──────── DATA SECTION ────────

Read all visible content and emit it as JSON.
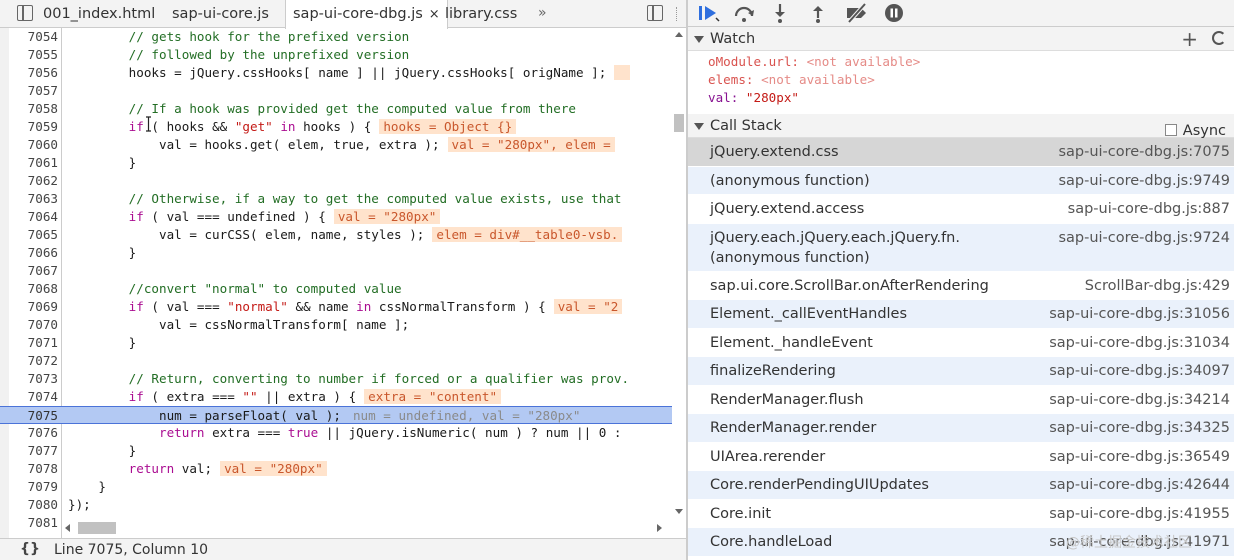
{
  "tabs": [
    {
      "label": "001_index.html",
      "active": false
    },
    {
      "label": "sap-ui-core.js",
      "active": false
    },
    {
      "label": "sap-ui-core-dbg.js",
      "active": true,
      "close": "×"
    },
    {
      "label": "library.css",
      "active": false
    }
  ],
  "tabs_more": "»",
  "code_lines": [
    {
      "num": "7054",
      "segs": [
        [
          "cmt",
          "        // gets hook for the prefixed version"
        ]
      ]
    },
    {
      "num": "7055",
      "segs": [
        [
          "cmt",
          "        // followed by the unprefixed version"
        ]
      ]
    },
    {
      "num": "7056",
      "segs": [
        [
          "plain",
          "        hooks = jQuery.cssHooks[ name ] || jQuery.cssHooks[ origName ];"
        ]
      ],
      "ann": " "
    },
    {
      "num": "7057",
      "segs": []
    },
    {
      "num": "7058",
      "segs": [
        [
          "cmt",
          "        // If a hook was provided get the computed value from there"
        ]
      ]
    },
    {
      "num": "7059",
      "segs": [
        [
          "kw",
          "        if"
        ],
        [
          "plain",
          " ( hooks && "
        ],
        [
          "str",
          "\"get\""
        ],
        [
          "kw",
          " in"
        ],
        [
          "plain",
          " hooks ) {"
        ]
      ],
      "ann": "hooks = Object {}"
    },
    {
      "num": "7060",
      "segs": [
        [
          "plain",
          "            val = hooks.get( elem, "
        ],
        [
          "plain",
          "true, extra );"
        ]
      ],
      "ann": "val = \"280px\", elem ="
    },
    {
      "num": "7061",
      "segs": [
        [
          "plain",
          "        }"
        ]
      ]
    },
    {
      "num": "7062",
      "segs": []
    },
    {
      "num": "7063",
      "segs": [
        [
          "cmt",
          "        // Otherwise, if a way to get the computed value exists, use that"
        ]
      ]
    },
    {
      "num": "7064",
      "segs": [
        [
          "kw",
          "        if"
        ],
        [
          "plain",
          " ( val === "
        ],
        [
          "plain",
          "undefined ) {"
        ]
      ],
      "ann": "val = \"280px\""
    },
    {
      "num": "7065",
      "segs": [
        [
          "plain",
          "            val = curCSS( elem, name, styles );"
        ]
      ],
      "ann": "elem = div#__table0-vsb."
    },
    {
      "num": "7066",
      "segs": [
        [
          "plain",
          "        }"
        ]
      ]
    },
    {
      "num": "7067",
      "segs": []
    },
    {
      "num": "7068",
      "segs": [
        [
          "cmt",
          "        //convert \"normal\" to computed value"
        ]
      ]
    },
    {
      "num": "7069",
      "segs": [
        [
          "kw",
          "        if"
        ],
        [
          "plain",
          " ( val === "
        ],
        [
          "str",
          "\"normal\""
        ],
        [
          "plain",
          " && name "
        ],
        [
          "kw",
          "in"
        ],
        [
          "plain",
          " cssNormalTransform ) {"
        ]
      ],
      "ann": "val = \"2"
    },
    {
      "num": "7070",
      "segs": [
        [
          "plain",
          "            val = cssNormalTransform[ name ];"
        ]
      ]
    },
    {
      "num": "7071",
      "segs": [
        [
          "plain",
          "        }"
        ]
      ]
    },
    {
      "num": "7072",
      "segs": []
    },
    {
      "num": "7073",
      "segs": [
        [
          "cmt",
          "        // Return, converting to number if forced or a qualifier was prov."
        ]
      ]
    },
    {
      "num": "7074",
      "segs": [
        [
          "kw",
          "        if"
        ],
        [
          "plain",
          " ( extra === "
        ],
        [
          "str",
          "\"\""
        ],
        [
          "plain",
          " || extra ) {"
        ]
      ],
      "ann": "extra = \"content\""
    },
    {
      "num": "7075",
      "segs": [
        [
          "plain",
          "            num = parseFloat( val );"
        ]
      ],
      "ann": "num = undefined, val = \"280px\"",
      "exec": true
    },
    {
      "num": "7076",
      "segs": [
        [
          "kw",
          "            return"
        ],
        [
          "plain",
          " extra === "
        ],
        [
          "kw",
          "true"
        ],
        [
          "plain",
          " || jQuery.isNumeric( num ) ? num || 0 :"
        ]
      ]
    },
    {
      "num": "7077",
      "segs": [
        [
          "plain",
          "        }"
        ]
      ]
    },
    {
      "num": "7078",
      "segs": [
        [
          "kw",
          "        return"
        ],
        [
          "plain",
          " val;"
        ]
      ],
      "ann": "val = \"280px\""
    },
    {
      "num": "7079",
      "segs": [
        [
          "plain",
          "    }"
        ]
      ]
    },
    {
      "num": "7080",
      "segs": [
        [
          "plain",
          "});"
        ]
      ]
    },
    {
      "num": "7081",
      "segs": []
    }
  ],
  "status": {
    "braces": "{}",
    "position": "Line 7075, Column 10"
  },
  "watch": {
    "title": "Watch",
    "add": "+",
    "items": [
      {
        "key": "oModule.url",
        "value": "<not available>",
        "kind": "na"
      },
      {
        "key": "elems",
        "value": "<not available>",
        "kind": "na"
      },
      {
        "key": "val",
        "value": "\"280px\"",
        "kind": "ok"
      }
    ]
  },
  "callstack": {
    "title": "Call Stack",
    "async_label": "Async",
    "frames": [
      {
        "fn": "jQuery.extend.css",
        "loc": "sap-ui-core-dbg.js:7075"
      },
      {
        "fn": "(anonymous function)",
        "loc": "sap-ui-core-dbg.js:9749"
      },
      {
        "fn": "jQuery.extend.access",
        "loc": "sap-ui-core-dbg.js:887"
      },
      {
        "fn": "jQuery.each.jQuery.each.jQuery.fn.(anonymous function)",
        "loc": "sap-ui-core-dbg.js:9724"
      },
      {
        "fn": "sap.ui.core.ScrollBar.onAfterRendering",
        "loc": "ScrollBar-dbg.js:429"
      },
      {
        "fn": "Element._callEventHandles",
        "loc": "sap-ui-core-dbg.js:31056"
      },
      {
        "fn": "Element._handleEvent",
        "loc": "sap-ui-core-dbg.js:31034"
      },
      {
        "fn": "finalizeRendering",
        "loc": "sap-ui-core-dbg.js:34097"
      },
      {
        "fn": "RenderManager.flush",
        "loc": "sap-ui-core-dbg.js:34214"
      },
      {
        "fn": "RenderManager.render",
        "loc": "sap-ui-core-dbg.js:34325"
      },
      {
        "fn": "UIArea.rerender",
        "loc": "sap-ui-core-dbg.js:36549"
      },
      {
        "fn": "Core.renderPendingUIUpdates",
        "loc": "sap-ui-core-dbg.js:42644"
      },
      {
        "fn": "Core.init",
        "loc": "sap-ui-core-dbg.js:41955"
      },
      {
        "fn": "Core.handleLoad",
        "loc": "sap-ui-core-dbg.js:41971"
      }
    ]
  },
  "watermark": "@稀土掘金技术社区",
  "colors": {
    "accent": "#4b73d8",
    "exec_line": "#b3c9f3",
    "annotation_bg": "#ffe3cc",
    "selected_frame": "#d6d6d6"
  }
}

────────
──────── DATA SECTION ────────

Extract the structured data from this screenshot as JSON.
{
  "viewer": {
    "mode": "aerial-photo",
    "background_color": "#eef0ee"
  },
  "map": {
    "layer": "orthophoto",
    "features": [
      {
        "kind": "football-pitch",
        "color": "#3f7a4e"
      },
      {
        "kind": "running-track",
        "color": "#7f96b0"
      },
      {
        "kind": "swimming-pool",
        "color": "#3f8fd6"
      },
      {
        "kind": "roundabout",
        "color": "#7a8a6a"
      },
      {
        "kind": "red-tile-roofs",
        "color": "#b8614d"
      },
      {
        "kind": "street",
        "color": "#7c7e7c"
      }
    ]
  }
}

────────

- [EXERCISE TASK] Copy each line above where the string "from" occurs.

- [ANSWER TO THE PROBLEM]
          "        // If a hook was provided get the computed value from there"
Extract the structured data from this screenshot as JSON.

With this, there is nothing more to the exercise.